**Set task**.
Look through the data below. Show each line where the string "磁铁之间的相互作用在生活中广泛应用" occurs.

**Extracted information**.
:::::
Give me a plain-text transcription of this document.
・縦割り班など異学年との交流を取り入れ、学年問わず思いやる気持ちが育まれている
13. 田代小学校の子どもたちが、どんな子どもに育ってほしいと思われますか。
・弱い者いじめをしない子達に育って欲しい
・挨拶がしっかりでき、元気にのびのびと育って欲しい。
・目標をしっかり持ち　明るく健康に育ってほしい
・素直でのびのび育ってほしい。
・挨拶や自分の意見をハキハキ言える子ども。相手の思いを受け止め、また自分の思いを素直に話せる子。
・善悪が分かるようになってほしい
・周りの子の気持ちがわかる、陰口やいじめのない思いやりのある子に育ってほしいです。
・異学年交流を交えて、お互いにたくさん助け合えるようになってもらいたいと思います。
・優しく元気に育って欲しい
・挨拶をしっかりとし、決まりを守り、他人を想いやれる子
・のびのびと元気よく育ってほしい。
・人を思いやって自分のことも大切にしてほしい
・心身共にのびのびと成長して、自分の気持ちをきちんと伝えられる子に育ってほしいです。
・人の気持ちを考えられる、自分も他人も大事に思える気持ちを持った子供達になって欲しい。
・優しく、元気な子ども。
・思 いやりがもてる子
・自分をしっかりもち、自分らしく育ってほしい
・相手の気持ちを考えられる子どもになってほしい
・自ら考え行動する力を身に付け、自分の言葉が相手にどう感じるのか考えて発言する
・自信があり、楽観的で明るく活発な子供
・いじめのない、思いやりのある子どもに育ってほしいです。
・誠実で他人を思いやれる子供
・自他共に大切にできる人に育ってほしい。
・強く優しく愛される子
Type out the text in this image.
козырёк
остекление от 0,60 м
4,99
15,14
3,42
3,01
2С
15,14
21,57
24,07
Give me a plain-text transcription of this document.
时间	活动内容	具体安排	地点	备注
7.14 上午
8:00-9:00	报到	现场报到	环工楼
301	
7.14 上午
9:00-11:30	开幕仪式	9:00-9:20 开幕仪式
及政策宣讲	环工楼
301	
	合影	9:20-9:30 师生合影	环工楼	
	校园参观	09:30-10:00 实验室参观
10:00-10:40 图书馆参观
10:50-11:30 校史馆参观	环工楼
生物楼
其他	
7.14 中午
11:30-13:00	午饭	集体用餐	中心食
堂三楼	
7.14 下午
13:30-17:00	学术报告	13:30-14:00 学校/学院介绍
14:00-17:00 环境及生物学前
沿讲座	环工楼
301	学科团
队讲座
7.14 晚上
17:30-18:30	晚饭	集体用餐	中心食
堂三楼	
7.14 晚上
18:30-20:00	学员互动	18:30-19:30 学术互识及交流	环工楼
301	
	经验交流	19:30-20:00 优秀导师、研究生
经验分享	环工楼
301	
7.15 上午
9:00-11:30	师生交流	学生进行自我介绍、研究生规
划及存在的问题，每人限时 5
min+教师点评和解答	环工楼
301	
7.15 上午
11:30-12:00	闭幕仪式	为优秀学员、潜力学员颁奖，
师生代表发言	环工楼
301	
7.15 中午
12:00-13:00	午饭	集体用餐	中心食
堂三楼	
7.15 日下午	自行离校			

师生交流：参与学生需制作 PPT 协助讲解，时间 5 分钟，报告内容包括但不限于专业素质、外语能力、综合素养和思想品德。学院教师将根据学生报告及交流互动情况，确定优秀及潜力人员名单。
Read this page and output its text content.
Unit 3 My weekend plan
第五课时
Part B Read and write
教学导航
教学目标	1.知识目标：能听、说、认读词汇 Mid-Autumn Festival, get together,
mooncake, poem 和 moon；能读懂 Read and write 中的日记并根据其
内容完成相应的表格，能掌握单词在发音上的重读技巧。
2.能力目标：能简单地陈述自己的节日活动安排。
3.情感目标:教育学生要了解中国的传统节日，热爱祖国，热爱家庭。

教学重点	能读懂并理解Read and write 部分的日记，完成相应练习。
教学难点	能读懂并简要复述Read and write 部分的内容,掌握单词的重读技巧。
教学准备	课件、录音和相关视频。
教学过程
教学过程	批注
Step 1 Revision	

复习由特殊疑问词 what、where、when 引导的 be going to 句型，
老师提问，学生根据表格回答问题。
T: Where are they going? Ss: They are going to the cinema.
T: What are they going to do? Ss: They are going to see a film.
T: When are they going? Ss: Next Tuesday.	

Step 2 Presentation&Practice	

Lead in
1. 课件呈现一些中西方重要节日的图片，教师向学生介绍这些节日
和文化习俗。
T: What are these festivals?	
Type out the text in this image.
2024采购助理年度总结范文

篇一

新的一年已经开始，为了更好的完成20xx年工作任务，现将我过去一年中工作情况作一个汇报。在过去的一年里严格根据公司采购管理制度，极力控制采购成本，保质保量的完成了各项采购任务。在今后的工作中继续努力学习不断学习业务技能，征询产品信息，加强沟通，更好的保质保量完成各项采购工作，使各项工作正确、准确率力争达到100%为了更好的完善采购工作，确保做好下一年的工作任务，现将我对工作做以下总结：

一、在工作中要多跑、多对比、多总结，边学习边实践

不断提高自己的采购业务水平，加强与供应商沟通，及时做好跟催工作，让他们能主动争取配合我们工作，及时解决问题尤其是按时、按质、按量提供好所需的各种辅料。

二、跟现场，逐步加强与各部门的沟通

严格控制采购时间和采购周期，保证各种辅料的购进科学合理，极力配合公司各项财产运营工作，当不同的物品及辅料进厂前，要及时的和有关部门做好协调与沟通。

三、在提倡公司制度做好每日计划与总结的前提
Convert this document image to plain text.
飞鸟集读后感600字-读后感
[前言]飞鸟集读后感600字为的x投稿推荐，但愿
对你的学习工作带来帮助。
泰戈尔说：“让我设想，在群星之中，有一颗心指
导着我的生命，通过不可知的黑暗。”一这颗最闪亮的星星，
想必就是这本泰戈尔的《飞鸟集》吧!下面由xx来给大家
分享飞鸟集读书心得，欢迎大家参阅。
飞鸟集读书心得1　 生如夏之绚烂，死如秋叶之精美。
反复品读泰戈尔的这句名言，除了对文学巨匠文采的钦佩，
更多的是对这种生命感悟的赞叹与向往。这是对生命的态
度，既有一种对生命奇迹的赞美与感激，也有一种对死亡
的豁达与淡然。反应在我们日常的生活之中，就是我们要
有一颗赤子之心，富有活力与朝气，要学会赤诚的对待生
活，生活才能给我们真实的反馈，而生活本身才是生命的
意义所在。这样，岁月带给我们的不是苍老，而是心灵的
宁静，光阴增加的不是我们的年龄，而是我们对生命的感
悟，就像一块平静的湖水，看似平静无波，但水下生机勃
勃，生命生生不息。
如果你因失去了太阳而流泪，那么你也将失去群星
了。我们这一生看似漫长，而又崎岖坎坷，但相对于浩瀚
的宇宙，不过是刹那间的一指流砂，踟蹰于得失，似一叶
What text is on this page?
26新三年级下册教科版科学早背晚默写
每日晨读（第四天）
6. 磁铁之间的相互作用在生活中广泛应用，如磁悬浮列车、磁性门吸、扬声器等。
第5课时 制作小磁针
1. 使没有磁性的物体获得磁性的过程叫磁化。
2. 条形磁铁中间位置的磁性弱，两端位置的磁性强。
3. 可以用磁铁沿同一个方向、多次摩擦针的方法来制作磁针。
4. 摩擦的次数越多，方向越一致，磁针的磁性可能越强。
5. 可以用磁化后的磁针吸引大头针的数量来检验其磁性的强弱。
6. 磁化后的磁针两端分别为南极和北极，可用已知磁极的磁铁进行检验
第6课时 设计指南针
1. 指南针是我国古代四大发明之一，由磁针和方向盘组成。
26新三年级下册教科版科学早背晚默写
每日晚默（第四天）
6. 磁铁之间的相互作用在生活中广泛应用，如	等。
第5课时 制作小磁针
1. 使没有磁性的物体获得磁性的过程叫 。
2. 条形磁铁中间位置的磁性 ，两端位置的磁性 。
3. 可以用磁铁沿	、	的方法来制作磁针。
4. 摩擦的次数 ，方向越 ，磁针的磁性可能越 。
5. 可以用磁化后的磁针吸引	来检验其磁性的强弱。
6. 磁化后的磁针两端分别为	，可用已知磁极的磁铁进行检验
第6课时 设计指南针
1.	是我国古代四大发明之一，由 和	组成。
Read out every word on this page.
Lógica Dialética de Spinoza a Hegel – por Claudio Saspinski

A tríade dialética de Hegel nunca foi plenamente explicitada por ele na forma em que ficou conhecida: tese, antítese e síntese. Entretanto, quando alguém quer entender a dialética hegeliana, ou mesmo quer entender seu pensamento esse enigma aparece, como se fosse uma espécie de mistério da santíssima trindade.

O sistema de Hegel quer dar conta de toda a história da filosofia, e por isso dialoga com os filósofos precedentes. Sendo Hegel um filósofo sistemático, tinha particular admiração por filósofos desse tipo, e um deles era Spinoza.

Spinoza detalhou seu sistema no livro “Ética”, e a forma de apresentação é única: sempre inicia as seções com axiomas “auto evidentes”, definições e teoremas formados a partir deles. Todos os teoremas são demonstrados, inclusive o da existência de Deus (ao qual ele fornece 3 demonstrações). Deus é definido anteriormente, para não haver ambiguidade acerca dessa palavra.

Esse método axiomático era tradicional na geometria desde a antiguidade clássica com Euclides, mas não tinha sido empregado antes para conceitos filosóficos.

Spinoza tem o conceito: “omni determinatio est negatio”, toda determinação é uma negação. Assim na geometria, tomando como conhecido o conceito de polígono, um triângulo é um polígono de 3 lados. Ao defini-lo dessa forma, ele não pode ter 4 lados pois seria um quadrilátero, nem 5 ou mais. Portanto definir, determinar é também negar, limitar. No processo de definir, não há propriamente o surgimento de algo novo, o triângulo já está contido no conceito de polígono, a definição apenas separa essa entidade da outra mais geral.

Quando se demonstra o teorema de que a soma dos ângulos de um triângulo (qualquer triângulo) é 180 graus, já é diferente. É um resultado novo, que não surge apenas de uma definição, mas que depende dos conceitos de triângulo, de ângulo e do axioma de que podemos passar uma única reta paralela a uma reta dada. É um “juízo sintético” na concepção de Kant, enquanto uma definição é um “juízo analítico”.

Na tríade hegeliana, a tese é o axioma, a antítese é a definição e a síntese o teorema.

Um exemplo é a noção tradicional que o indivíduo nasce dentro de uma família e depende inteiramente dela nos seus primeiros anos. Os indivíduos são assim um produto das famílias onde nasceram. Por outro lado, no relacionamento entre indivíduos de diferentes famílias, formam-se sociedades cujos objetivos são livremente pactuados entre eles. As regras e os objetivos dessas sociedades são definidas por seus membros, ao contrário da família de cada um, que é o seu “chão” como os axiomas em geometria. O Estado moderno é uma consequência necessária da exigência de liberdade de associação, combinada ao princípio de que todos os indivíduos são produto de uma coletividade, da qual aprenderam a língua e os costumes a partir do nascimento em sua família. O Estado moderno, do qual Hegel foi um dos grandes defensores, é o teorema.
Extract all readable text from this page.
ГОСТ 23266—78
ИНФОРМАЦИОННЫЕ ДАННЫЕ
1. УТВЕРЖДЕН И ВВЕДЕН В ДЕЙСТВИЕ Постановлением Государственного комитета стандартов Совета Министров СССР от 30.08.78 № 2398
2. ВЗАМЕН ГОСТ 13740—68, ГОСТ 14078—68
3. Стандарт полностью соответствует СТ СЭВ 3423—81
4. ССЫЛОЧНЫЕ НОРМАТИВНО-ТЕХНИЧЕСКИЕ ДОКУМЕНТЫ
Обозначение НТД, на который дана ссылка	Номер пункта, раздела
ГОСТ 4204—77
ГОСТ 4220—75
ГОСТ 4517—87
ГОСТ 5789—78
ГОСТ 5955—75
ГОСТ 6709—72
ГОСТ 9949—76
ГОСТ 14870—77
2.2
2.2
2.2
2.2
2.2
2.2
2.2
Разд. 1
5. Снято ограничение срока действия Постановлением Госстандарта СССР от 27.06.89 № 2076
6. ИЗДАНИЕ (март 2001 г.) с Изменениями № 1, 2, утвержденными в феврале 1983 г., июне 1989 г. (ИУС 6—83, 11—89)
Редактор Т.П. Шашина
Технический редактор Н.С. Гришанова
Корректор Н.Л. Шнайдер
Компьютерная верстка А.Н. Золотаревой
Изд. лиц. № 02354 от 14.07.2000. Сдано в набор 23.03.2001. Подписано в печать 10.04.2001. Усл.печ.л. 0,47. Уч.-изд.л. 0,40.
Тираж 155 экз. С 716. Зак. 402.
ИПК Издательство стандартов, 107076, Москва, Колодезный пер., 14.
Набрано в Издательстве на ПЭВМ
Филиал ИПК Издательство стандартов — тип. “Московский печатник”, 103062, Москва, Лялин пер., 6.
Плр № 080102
:::::
**Task result**.
6. 磁铁之间的相互作用在生活中广泛应用，如磁悬浮列车、磁性门吸、扬声器等。
6. 磁铁之间的相互作用在生活中广泛应用，如	等。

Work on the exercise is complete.